■ **Written instruction**
Return the whole listing, line for line, without the pictures in it.

■ **Dataset rows**
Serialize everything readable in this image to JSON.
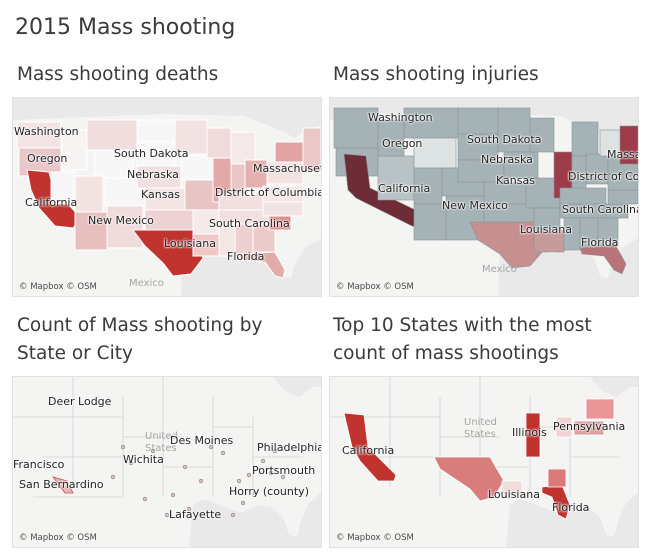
{
  "dashboard_title": "2015 Mass shooting",
  "panels": [
    {
      "title_lines": [
        "Mass shooting  deaths"
      ],
      "credit": "© Mapbox © OSM",
      "faint_labels": [
        "Mexico"
      ],
      "labels": [
        "Washington",
        "Oregon",
        "California",
        "South Dakota",
        "Nebraska",
        "Kansas",
        "New Mexico",
        "Louisiana",
        "Florida",
        "South Carolina",
        "District of Columbia",
        "Massachusetts"
      ]
    },
    {
      "title_lines": [
        "Mass shooting injuries"
      ],
      "credit": "© Mapbox © OSM",
      "faint_labels": [
        "Mexico"
      ],
      "labels": [
        "Washington",
        "Oregon",
        "California",
        "South Dakota",
        "Nebraska",
        "Kansas",
        "New Mexico",
        "Louisiana",
        "Florida",
        "South Carolina",
        "District of Columbia",
        "Massachusetts"
      ]
    },
    {
      "title_lines": [
        "Count of Mass shooting by",
        "State or City"
      ],
      "credit": "© Mapbox © OSM",
      "faint_labels": [
        "United",
        "States"
      ],
      "labels": [
        "Deer Lodge",
        "Des Moines",
        "Philadelphia",
        "Wichita",
        "Portsmouth",
        "Francisco",
        "San Bernardino",
        "Horry (county)",
        "Lafayette"
      ]
    },
    {
      "title_lines": [
        "Top 10 States with the most",
        "count of mass shootings"
      ],
      "credit": "© Mapbox © OSM",
      "faint_labels": [
        "United",
        "States"
      ],
      "labels": [
        "Illinois",
        "Pennsylvania",
        "California",
        "Louisiana",
        "Florida"
      ]
    }
  ],
  "colors": {
    "land": "#f4f4f3",
    "water": "#e9e9ea",
    "deaths_high": "#c0332e",
    "injuries_high": "#6e2c37",
    "injuries_low": "#a5b2b6",
    "no_data": "#e2e2e2"
  }
}
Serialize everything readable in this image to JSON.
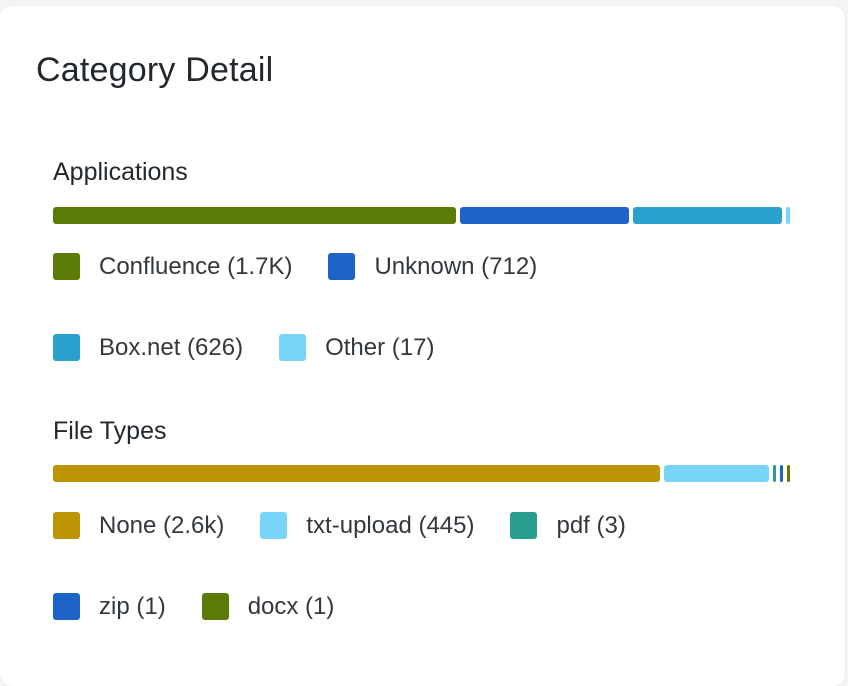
{
  "card": {
    "title": "Category Detail"
  },
  "chart_data": [
    {
      "type": "bar",
      "orientation": "horizontal-stacked",
      "title": "Applications",
      "categories": [
        "Confluence",
        "Unknown",
        "Box.net",
        "Other"
      ],
      "values": [
        1700,
        712,
        626,
        17
      ],
      "labels": [
        "Confluence (1.7K)",
        "Unknown (712)",
        "Box.net (626)",
        "Other (17)"
      ],
      "colors": [
        "#5b7b06",
        "#1e64c8",
        "#2aa0cc",
        "#78d4f8"
      ],
      "legend": "bottom"
    },
    {
      "type": "bar",
      "orientation": "horizontal-stacked",
      "title": "File Types",
      "categories": [
        "None",
        "txt-upload",
        "pdf",
        "zip",
        "docx"
      ],
      "values": [
        2600,
        445,
        3,
        1,
        1
      ],
      "labels": [
        "None (2.6k)",
        "txt-upload (445)",
        "pdf (3)",
        "zip (1)",
        "docx (1)"
      ],
      "colors": [
        "#bc9404",
        "#78d4f8",
        "#2a9e8c",
        "#1e64c8",
        "#5b7b06"
      ],
      "legend": "bottom"
    }
  ]
}
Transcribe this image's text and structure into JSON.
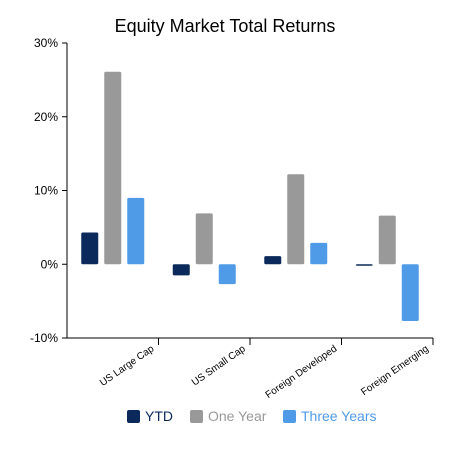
{
  "chart_data": {
    "type": "bar",
    "title": "Equity Market Total Returns",
    "categories": [
      "US Large Cap",
      "US Small Cap",
      "Foreign Developed",
      "Foreign Emerging"
    ],
    "series": [
      {
        "name": "YTD",
        "values": [
          4.3,
          -1.5,
          1.1,
          -0.2
        ],
        "color": "#0b2a5b"
      },
      {
        "name": "One Year",
        "values": [
          26.1,
          6.9,
          12.2,
          6.6
        ],
        "color": "#999999"
      },
      {
        "name": "Three Years",
        "values": [
          9.0,
          -2.7,
          2.9,
          -7.7
        ],
        "color": "#4f9be8"
      }
    ],
    "ylim": [
      -10,
      30
    ],
    "yticks": [
      -10,
      0,
      10,
      20,
      30
    ],
    "ytick_labels": [
      "-10%",
      "0%",
      "10%",
      "20%",
      "30%"
    ],
    "grid": false,
    "legend_position": "bottom"
  }
}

■ **Solution for this exercise**
Serialize everything readable in this image to JSON.
{
  "dashboard_title": "2015 Mass shooting",
  "panels": [
    {
      "title_lines": [
        "Mass shooting  deaths"
      ],
      "credit": "© Mapbox © OSM",
      "faint_labels": [
        "Mexico"
      ],
      "labels": [
        "Washington",
        "Oregon",
        "California",
        "South Dakota",
        "Nebraska",
        "Kansas",
        "New Mexico",
        "Louisiana",
        "Florida",
        "South Carolina",
        "District of Columbia",
        "Massachusetts"
      ]
    },
    {
      "title_lines": [
        "Mass shooting injuries"
      ],
      "credit": "© Mapbox © OSM",
      "faint_labels": [
        "Mexico"
      ],
      "labels": [
        "Washington",
        "Oregon",
        "California",
        "South Dakota",
        "Nebraska",
        "Kansas",
        "New Mexico",
        "Louisiana",
        "Florida",
        "South Carolina",
        "District of Columbia",
        "Massachusetts"
      ]
    },
    {
      "title_lines": [
        "Count of Mass shooting by",
        "State or City"
      ],
      "credit": "© Mapbox © OSM",
      "faint_labels": [
        "United",
        "States"
      ],
      "labels": [
        "Deer Lodge",
        "Des Moines",
        "Philadelphia",
        "Wichita",
        "Portsmouth",
        "Francisco",
        "San Bernardino",
        "Horry (county)",
        "Lafayette"
      ]
    },
    {
      "title_lines": [
        "Top 10 States with the most",
        "count of mass shootings"
      ],
      "credit": "© Mapbox © OSM",
      "faint_labels": [
        "United",
        "States"
      ],
      "labels": [
        "Illinois",
        "Pennsylvania",
        "California",
        "Louisiana",
        "Florida"
      ]
    }
  ],
  "colors": {
    "land": "#f4f4f3",
    "water": "#e9e9ea",
    "deaths_high": "#c0332e",
    "injuries_high": "#6e2c37",
    "injuries_low": "#a5b2b6",
    "no_data": "#e2e2e2"
  }
}
Serialize everything readable in this image to JSON.
{
  "card": {
    "title": "Category Detail"
  },
  "chart_data": [
    {
      "type": "bar",
      "orientation": "horizontal-stacked",
      "title": "Applications",
      "categories": [
        "Confluence",
        "Unknown",
        "Box.net",
        "Other"
      ],
      "values": [
        1700,
        712,
        626,
        17
      ],
      "labels": [
        "Confluence (1.7K)",
        "Unknown (712)",
        "Box.net (626)",
        "Other (17)"
      ],
      "colors": [
        "#5b7b06",
        "#1e64c8",
        "#2aa0cc",
        "#78d4f8"
      ],
      "legend": "bottom"
    },
    {
      "type": "bar",
      "orientation": "horizontal-stacked",
      "title": "File Types",
      "categories": [
        "None",
        "txt-upload",
        "pdf",
        "zip",
        "docx"
      ],
      "values": [
        2600,
        445,
        3,
        1,
        1
      ],
      "labels": [
        "None (2.6k)",
        "txt-upload (445)",
        "pdf (3)",
        "zip (1)",
        "docx (1)"
      ],
      "colors": [
        "#bc9404",
        "#78d4f8",
        "#2a9e8c",
        "#1e64c8",
        "#5b7b06"
      ],
      "legend": "bottom"
    }
  ]
}
Transcribe this image's text and structure into JSON.
{
  "chart_data": {
    "type": "bar",
    "title": "Equity Market Total Returns",
    "categories": [
      "US Large Cap",
      "US Small Cap",
      "Foreign Developed",
      "Foreign Emerging"
    ],
    "series": [
      {
        "name": "YTD",
        "values": [
          4.3,
          -1.5,
          1.1,
          -0.2
        ],
        "color": "#0b2a5b"
      },
      {
        "name": "One Year",
        "values": [
          26.1,
          6.9,
          12.2,
          6.6
        ],
        "color": "#999999"
      },
      {
        "name": "Three Years",
        "values": [
          9.0,
          -2.7,
          2.9,
          -7.7
        ],
        "color": "#4f9be8"
      }
    ],
    "ylim": [
      -10,
      30
    ],
    "yticks": [
      -10,
      0,
      10,
      20,
      30
    ],
    "ytick_labels": [
      "-10%",
      "0%",
      "10%",
      "20%",
      "30%"
    ],
    "grid": false,
    "legend_position": "bottom"
  }
}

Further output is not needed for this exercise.